Start TASK MATERIAL

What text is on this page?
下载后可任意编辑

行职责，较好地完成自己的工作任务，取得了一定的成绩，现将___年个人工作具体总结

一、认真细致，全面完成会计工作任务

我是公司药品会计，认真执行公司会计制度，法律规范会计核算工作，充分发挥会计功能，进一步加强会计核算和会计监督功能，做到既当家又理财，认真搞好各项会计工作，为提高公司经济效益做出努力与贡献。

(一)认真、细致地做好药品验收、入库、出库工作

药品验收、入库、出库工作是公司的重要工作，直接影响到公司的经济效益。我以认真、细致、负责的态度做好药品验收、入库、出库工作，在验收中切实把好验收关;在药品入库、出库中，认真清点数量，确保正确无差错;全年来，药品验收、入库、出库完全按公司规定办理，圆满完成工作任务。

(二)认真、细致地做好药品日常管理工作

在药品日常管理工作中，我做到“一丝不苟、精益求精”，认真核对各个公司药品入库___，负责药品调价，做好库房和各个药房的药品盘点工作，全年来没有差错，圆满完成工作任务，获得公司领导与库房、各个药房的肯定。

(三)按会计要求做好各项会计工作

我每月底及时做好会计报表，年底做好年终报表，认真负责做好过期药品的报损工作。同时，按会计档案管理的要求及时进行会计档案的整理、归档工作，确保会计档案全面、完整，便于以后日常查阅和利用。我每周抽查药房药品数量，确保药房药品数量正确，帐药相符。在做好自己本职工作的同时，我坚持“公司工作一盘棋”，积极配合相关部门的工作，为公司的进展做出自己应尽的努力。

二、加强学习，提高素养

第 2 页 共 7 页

End TASK MATERIAL

» TASK BRIEF: Transcribe every entry verbatim.

» RESULT:
What text is on this page?
下载后可任意编辑

行职责，较好地完成自己的工作任务，取得了一定的成绩，现将___年个人工作具体总结

一、认真细致，全面完成会计工作任务

我是公司药品会计，认真执行公司会计制度，法律规范会计核算工作，充分发挥会计功能，进一步加强会计核算和会计监督功能，做到既当家又理财，认真搞好各项会计工作，为提高公司经济效益做出努力与贡献。

(一)认真、细致地做好药品验收、入库、出库工作

药品验收、入库、出库工作是公司的重要工作，直接影响到公司的经济效益。我以认真、细致、负责的态度做好药品验收、入库、出库工作，在验收中切实把好验收关;在药品入库、出库中，认真清点数量，确保正确无差错;全年来，药品验收、入库、出库完全按公司规定办理，圆满完成工作任务。

(二)认真、细致地做好药品日常管理工作

在药品日常管理工作中，我做到“一丝不苟、精益求精”，认真核对各个公司药品入库___，负责药品调价，做好库房和各个药房的药品盘点工作，全年来没有差错，圆满完成工作任务，获得公司领导与库房、各个药房的肯定。

(三)按会计要求做好各项会计工作

我每月底及时做好会计报表，年底做好年终报表，认真负责做好过期药品的报损工作。同时，按会计档案管理的要求及时进行会计档案的整理、归档工作，确保会计档案全面、完整，便于以后日常查阅和利用。我每周抽查药房药品数量，确保药房药品数量正确，帐药相符。在做好自己本职工作的同时，我坚持“公司工作一盘棋”，积极配合相关部门的工作，为公司的进展做出自己应尽的努力。

二、加强学习，提高素养

第 2 页 共 7 页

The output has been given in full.